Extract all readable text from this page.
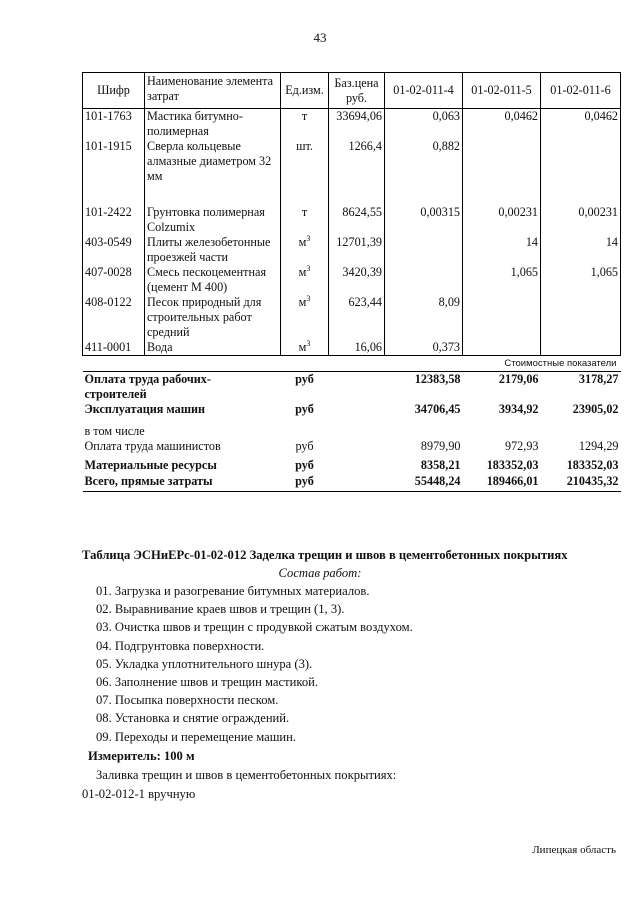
43
Шифр	Наименование элемента затрат	Ед.изм.	Баз.цена руб.	01-02-011-4	01-02-011-5	01-02-011-6
101-1763	Мастика битумно-полимерная	т	33694,06	0,063	0,0462	0,0462
101-1915	Сверла кольцевые алмазные диаметром 32 мм	шт.	1266,4	0,882		
101-2422	Грунтовка полимерная Colzumix	т	8624,55	0,00315	0,00231	0,00231
403-0549	Плиты железобетонные проезжей части	$м^3$	12701,39		14	14
407-0028	Смесь пескоцементная (цемент М 400)	$м^3$	3420,39		1,065	1,065
408-0122	Песок природный для строительных работ средний	$м^3$	623,44	8,09		
411-0001	Вода	$м^3$	16,06	0,373		
Стоимостные показатели						
Оплата труда рабочих-строителей		руб		12383,58	2179,06	3178,27
Эксплуатация машин		руб		34706,45	3934,92	23905,02
в том числе						
Оплата труда машинистов		руб		8979,90	972,93	1294,29
Материальные ресурсы		руб		8358,21	183352,03	183352,03
Всего, прямые затраты		руб		55448,24	189466,01	210435,32
Таблица ЭСНиЕРс-01-02-012 Заделка трещин и швов в цементобетонных покрытиях
Состав работ:
01. Загрузка и разогревание битумных материалов.
02. Выравнивание краев швов и трещин (1, 3).
03. Очистка швов и трещин с продувкой сжатым воздухом.
04. Подгрунтовка поверхности.
05. Укладка уплотнительного шнура (3).
06. Заполнение швов и трещин мастикой.
07. Посыпка поверхности песком.
08. Установка и снятие ограждений.
09. Переходы и перемещение машин.
Измеритель: 100 м
Заливка трещин и швов в цементобетонных покрытиях:
01-02-012-1 вручную
Липецкая область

━━━━━━━━━━

■ TASK TO CARRY OUT ■
Copy out all the data without changing anything, and drop the pictures.

■ RESULT OF THE TASK ■
Extract all readable text from this page.
43
Шифр	Наименование элемента затрат	Ед.изм.	Баз.цена руб.	01-02-011-4	01-02-011-5	01-02-011-6
101-1763	Мастика битумно-полимерная	т	33694,06	0,063	0,0462	0,0462
101-1915	Сверла кольцевые алмазные диаметром 32 мм	шт.	1266,4	0,882		
101-2422	Грунтовка полимерная Colzumix	т	8624,55	0,00315	0,00231	0,00231
403-0549	Плиты железобетонные проезжей части	$м^3$	12701,39		14	14
407-0028	Смесь пескоцементная (цемент М 400)	$м^3$	3420,39		1,065	1,065
408-0122	Песок природный для строительных работ средний	$м^3$	623,44	8,09		
411-0001	Вода	$м^3$	16,06	0,373		
Стоимостные показатели						
Оплата труда рабочих-строителей		руб		12383,58	2179,06	3178,27
Эксплуатация машин		руб		34706,45	3934,92	23905,02
в том числе						
Оплата труда машинистов		руб		8979,90	972,93	1294,29
Материальные ресурсы		руб		8358,21	183352,03	183352,03
Всего, прямые затраты		руб		55448,24	189466,01	210435,32
Таблица ЭСНиЕРс-01-02-012 Заделка трещин и швов в цементобетонных покрытиях
Состав работ:
01. Загрузка и разогревание битумных материалов.
02. Выравнивание краев швов и трещин (1, 3).
03. Очистка швов и трещин с продувкой сжатым воздухом.
04. Подгрунтовка поверхности.
05. Укладка уплотнительного шнура (3).
06. Заполнение швов и трещин мастикой.
07. Посыпка поверхности песком.
08. Установка и снятие ограждений.
09. Переходы и перемещение машин.
Измеритель: 100 м
Заливка трещин и швов в цементобетонных покрытиях:
01-02-012-1 вручную
Липецкая область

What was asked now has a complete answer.